(GIVEN PROBLEM): Output all the material that follows, exactly as given.
— start DATA FOR PROCESSING —
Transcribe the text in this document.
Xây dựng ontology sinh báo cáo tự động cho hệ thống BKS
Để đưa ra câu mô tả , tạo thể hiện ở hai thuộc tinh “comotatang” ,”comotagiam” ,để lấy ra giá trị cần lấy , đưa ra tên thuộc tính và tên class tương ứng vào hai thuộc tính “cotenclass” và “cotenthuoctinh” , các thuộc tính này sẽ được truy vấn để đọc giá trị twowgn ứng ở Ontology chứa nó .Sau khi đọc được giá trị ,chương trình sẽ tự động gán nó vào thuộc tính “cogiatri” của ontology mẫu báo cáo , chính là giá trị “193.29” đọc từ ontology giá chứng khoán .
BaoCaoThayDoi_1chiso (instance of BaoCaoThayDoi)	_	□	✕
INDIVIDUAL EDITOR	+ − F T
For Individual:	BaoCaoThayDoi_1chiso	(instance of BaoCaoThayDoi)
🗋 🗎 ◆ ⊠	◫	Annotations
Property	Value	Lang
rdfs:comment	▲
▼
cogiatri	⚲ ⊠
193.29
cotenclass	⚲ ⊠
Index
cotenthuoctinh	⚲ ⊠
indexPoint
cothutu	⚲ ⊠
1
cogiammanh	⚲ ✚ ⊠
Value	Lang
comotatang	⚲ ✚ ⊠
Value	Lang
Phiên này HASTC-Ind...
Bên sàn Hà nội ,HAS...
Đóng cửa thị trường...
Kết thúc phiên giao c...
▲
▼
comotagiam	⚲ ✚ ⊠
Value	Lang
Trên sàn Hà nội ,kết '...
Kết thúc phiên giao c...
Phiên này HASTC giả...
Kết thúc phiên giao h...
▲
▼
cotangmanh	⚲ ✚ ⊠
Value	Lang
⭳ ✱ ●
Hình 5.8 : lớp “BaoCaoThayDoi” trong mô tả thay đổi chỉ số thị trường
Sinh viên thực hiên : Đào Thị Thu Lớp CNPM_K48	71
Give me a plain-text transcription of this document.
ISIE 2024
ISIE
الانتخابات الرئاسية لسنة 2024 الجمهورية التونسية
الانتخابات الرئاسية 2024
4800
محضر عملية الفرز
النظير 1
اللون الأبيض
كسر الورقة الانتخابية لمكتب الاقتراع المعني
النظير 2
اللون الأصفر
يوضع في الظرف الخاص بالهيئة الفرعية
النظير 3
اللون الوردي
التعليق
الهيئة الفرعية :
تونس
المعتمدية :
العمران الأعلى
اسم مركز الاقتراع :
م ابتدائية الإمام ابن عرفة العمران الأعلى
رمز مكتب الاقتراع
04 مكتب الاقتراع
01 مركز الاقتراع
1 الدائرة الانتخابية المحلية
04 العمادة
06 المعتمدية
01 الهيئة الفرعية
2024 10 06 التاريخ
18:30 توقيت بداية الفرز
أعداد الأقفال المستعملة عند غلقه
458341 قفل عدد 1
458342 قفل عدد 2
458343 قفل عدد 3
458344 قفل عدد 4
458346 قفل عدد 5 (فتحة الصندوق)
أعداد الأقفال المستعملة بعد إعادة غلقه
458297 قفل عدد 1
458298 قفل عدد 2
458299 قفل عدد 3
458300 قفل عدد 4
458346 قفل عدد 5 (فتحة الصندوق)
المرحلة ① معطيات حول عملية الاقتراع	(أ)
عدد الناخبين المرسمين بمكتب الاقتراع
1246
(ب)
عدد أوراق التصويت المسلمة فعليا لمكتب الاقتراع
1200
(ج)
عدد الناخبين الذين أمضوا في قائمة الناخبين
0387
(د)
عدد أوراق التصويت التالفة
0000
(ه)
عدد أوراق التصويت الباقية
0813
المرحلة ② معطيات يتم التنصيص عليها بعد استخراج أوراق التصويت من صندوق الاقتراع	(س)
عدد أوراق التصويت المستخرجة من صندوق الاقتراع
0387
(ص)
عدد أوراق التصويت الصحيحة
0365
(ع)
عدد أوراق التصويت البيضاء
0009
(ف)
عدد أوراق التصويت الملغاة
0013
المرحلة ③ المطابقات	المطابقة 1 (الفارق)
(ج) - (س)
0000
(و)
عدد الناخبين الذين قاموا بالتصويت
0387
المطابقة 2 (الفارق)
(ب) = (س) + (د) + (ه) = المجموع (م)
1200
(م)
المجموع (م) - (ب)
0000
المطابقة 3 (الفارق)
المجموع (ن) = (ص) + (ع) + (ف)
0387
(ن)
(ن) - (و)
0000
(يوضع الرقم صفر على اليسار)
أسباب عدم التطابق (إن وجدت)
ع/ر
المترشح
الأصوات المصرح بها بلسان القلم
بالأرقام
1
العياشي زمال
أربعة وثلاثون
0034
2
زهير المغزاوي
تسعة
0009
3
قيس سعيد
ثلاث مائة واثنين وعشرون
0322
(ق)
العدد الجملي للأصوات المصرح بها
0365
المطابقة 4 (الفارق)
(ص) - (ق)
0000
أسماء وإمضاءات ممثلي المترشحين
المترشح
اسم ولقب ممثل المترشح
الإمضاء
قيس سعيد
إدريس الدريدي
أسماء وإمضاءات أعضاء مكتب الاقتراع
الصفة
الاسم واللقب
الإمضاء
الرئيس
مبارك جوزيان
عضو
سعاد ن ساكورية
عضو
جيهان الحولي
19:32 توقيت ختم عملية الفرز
— end DATA FOR PROCESSING —
(EXERCISE SOLUTION):
Transcribe the text in this document.
Xây dựng ontology sinh báo cáo tự động cho hệ thống BKS
Để đưa ra câu mô tả , tạo thể hiện ở hai thuộc tinh “comotatang” ,”comotagiam” ,để lấy ra giá trị cần lấy , đưa ra tên thuộc tính và tên class tương ứng vào hai thuộc tính “cotenclass” và “cotenthuoctinh” , các thuộc tính này sẽ được truy vấn để đọc giá trị twowgn ứng ở Ontology chứa nó .Sau khi đọc được giá trị ,chương trình sẽ tự động gán nó vào thuộc tính “cogiatri” của ontology mẫu báo cáo , chính là giá trị “193.29” đọc từ ontology giá chứng khoán .
BaoCaoThayDoi_1chiso (instance of BaoCaoThayDoi)	_	□	✕
INDIVIDUAL EDITOR	+ − F T
For Individual:	BaoCaoThayDoi_1chiso	(instance of BaoCaoThayDoi)
🗋 🗎 ◆ ⊠	◫	Annotations
Property	Value	Lang
rdfs:comment	▲
▼
cogiatri	⚲ ⊠
193.29
cotenclass	⚲ ⊠
Index
cotenthuoctinh	⚲ ⊠
indexPoint
cothutu	⚲ ⊠
1
cogiammanh	⚲ ✚ ⊠
Value	Lang
comotatang	⚲ ✚ ⊠
Value	Lang
Phiên này HASTC-Ind...
Bên sàn Hà nội ,HAS...
Đóng cửa thị trường...
Kết thúc phiên giao c...
▲
▼
comotagiam	⚲ ✚ ⊠
Value	Lang
Trên sàn Hà nội ,kết '...
Kết thúc phiên giao c...
Phiên này HASTC giả...
Kết thúc phiên giao h...
▲
▼
cotangmanh	⚲ ✚ ⊠
Value	Lang
⭳ ✱ ●
Hình 5.8 : lớp “BaoCaoThayDoi” trong mô tả thay đổi chỉ số thị trường
Sinh viên thực hiên : Đào Thị Thu Lớp CNPM_K48	71
Give me a plain-text transcription of this document.
ISIE 2024
ISIE
الانتخابات الرئاسية لسنة 2024 الجمهورية التونسية
الانتخابات الرئاسية 2024
4800
محضر عملية الفرز
النظير 1
اللون الأبيض
كسر الورقة الانتخابية لمكتب الاقتراع المعني
النظير 2
اللون الأصفر
يوضع في الظرف الخاص بالهيئة الفرعية
النظير 3
اللون الوردي
التعليق
الهيئة الفرعية :
تونس
المعتمدية :
العمران الأعلى
اسم مركز الاقتراع :
م ابتدائية الإمام ابن عرفة العمران الأعلى
رمز مكتب الاقتراع
04 مكتب الاقتراع
01 مركز الاقتراع
1 الدائرة الانتخابية المحلية
04 العمادة
06 المعتمدية
01 الهيئة الفرعية
2024 10 06 التاريخ
18:30 توقيت بداية الفرز
أعداد الأقفال المستعملة عند غلقه
458341 قفل عدد 1
458342 قفل عدد 2
458343 قفل عدد 3
458344 قفل عدد 4
458346 قفل عدد 5 (فتحة الصندوق)
أعداد الأقفال المستعملة بعد إعادة غلقه
458297 قفل عدد 1
458298 قفل عدد 2
458299 قفل عدد 3
458300 قفل عدد 4
458346 قفل عدد 5 (فتحة الصندوق)
المرحلة ① معطيات حول عملية الاقتراع	(أ)
عدد الناخبين المرسمين بمكتب الاقتراع
1246
(ب)
عدد أوراق التصويت المسلمة فعليا لمكتب الاقتراع
1200
(ج)
عدد الناخبين الذين أمضوا في قائمة الناخبين
0387
(د)
عدد أوراق التصويت التالفة
0000
(ه)
عدد أوراق التصويت الباقية
0813
المرحلة ② معطيات يتم التنصيص عليها بعد استخراج أوراق التصويت من صندوق الاقتراع	(س)
عدد أوراق التصويت المستخرجة من صندوق الاقتراع
0387
(ص)
عدد أوراق التصويت الصحيحة
0365
(ع)
عدد أوراق التصويت البيضاء
0009
(ف)
عدد أوراق التصويت الملغاة
0013
المرحلة ③ المطابقات	المطابقة 1 (الفارق)
(ج) - (س)
0000
(و)
عدد الناخبين الذين قاموا بالتصويت
0387
المطابقة 2 (الفارق)
(ب) = (س) + (د) + (ه) = المجموع (م)
1200
(م)
المجموع (م) - (ب)
0000
المطابقة 3 (الفارق)
المجموع (ن) = (ص) + (ع) + (ف)
0387
(ن)
(ن) - (و)
0000
(يوضع الرقم صفر على اليسار)
أسباب عدم التطابق (إن وجدت)
ع/ر
المترشح
الأصوات المصرح بها بلسان القلم
بالأرقام
1
العياشي زمال
أربعة وثلاثون
0034
2
زهير المغزاوي
تسعة
0009
3
قيس سعيد
ثلاث مائة واثنين وعشرون
0322
(ق)
العدد الجملي للأصوات المصرح بها
0365
المطابقة 4 (الفارق)
(ص) - (ق)
0000
أسماء وإمضاءات ممثلي المترشحين
المترشح
اسم ولقب ممثل المترشح
الإمضاء
قيس سعيد
إدريس الدريدي
أسماء وإمضاءات أعضاء مكتب الاقتراع
الصفة
الاسم واللقب
الإمضاء
الرئيس
مبارك جوزيان
عضو
سعاد ن ساكورية
عضو
جيهان الحولي
19:32 توقيت ختم عملية الفرز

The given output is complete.